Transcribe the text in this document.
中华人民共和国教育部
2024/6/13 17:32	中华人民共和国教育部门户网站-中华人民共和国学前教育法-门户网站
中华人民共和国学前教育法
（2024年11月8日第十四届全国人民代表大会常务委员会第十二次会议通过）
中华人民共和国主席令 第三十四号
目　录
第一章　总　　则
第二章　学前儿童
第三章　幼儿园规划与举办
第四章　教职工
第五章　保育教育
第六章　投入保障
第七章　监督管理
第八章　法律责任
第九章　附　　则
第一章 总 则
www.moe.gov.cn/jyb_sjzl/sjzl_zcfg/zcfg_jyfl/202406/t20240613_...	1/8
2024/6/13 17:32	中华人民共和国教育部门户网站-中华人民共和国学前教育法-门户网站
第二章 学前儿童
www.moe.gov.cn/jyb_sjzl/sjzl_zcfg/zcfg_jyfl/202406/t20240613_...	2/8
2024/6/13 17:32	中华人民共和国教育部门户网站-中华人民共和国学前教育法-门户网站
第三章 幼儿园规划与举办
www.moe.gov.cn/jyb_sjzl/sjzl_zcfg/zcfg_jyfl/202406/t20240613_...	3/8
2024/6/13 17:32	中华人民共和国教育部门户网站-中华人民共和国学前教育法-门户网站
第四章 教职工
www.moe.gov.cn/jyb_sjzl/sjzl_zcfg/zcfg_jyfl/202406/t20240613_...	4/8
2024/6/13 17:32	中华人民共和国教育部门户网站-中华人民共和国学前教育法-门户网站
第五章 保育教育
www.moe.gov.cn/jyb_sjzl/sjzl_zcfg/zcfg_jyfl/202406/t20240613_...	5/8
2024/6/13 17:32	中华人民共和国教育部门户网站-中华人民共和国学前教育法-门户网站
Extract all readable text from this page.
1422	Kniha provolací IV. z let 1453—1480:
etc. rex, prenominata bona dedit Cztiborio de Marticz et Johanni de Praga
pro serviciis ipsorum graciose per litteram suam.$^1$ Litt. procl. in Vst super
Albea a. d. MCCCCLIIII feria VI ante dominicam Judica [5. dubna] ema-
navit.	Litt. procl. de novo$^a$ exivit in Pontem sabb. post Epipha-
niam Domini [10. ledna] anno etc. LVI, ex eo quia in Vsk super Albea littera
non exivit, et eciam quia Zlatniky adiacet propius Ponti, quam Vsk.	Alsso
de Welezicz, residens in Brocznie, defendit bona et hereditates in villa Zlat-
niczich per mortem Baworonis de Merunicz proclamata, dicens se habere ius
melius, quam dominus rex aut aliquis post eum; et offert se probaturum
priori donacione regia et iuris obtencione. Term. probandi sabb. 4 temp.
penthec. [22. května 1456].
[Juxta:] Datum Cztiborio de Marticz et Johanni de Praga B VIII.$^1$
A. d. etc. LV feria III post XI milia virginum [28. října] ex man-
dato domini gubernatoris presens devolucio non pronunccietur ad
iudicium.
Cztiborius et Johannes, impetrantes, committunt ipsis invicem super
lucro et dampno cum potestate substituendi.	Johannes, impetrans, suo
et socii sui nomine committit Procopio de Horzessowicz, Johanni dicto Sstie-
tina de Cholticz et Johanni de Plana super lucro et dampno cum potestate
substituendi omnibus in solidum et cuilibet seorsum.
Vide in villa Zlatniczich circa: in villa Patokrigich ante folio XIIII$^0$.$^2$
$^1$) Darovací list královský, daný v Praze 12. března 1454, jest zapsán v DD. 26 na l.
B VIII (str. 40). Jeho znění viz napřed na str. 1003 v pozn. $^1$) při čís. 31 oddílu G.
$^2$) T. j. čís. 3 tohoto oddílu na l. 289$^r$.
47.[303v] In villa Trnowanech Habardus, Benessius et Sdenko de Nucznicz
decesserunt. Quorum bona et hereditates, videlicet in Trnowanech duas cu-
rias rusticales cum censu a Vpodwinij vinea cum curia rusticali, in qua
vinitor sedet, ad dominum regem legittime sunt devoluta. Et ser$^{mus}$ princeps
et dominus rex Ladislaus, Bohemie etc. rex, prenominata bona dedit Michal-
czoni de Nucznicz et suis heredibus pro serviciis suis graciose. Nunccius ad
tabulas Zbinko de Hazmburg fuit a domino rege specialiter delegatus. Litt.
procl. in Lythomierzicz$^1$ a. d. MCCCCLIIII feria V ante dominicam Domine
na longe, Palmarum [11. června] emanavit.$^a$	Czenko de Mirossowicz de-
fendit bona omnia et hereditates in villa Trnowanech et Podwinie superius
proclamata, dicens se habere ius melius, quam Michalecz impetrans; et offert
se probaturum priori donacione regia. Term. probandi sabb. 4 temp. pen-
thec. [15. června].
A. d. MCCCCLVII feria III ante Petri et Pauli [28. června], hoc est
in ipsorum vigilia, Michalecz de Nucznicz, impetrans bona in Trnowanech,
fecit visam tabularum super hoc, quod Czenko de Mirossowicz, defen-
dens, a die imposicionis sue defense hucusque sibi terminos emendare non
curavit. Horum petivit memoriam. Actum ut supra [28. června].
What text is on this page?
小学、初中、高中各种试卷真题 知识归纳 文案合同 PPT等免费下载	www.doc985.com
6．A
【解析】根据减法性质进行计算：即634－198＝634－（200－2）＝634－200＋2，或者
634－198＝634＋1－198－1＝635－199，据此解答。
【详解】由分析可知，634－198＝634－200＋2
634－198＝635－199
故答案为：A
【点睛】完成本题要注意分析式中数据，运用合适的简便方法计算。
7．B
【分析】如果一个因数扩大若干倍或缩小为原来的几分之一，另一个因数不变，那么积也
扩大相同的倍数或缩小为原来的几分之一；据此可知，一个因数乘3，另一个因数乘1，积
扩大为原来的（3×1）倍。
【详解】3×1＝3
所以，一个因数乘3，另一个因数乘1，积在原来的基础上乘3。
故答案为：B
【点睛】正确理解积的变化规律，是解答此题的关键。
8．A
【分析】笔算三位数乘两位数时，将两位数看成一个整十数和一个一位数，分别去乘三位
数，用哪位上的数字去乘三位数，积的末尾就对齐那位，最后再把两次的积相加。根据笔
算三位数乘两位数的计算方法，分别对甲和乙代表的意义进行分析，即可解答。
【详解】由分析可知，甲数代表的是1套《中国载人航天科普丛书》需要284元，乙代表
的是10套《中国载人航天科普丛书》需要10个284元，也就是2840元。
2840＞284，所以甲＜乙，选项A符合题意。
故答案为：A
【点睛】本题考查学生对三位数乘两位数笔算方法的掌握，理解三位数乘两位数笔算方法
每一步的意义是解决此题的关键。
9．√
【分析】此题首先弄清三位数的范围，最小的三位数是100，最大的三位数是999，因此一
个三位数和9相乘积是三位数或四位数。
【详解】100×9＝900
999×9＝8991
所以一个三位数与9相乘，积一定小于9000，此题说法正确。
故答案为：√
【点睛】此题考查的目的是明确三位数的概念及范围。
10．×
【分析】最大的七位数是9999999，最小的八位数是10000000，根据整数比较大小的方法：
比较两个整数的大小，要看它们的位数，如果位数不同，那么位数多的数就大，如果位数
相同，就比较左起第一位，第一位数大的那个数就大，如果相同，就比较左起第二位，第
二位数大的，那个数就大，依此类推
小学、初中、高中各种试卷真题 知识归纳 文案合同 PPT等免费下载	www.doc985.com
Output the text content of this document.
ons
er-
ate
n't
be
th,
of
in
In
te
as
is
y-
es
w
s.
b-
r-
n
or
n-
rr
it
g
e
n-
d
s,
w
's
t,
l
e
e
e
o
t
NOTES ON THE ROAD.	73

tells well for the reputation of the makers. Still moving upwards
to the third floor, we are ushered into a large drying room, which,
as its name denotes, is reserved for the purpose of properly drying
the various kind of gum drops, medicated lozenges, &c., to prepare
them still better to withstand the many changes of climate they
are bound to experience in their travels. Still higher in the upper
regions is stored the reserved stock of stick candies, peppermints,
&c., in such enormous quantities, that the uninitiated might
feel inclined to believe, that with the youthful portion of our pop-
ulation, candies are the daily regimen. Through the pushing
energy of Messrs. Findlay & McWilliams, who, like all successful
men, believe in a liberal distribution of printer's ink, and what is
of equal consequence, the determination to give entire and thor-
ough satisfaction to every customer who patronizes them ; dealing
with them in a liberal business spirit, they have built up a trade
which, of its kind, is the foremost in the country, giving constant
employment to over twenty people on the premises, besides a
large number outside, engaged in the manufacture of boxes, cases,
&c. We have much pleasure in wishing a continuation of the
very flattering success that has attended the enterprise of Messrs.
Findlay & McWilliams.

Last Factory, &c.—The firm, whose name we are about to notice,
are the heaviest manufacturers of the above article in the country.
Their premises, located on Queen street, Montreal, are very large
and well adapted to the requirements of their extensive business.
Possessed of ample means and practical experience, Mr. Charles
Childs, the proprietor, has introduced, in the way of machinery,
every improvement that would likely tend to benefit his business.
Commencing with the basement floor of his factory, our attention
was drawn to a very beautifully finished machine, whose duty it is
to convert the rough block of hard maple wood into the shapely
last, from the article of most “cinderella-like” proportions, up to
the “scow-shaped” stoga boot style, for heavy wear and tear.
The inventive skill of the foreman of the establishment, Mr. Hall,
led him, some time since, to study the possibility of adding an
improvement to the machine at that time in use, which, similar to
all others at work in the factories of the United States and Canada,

-*-*-

- YOUR TASK -
Return each line of the data that contains the string "oddílu".

- EXERCISE OUTPUT -
B VIII (str. 40). Jeho znění viz napřed na str. 1003 v pozn. $^1$) při čís. 31 oddílu G.
$^2$) T. j. čís. 3 tohoto oddílu na l. 289$^r$.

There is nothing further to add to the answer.